> SHORT TASK
State how many lines of the entries hold the string "label", and output nothing but that count.

──────── DATA SHOWN ────────

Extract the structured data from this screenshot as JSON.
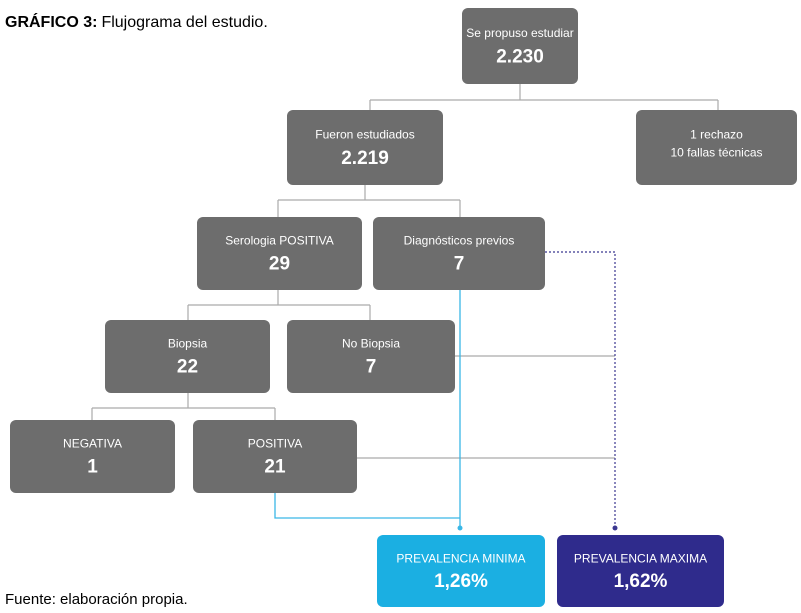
{
  "title": {
    "label": "GRÁFICO 3:",
    "text": "Flujograma del estudio."
  },
  "nodes": [
    {
      "label": "Se propuso estudiar",
      "value": "2.230"
    },
    {
      "label": "Fueron estudiados",
      "value": "2.219"
    },
    {
      "label": "1 rechazo",
      "value": "10 fallas técnicas"
    },
    {
      "label": "Serologia POSITIVA",
      "value": "29"
    },
    {
      "label": "Diagnósticos previos",
      "value": "7"
    },
    {
      "label": "Biopsia",
      "value": "22"
    },
    {
      "label": "No Biopsia",
      "value": "7"
    },
    {
      "label": "NEGATIVA",
      "value": "1"
    },
    {
      "label": "POSITIVA",
      "value": "21"
    },
    {
      "label": "PREVALENCIA MINIMA",
      "value": "1,26%"
    },
    {
      "label": "PREVALENCIA MAXIMA",
      "value": "1,62%"
    }
  ],
  "footer": "Fuente: elaboración propia."
}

────────

> EXERCISE RESPONSE
12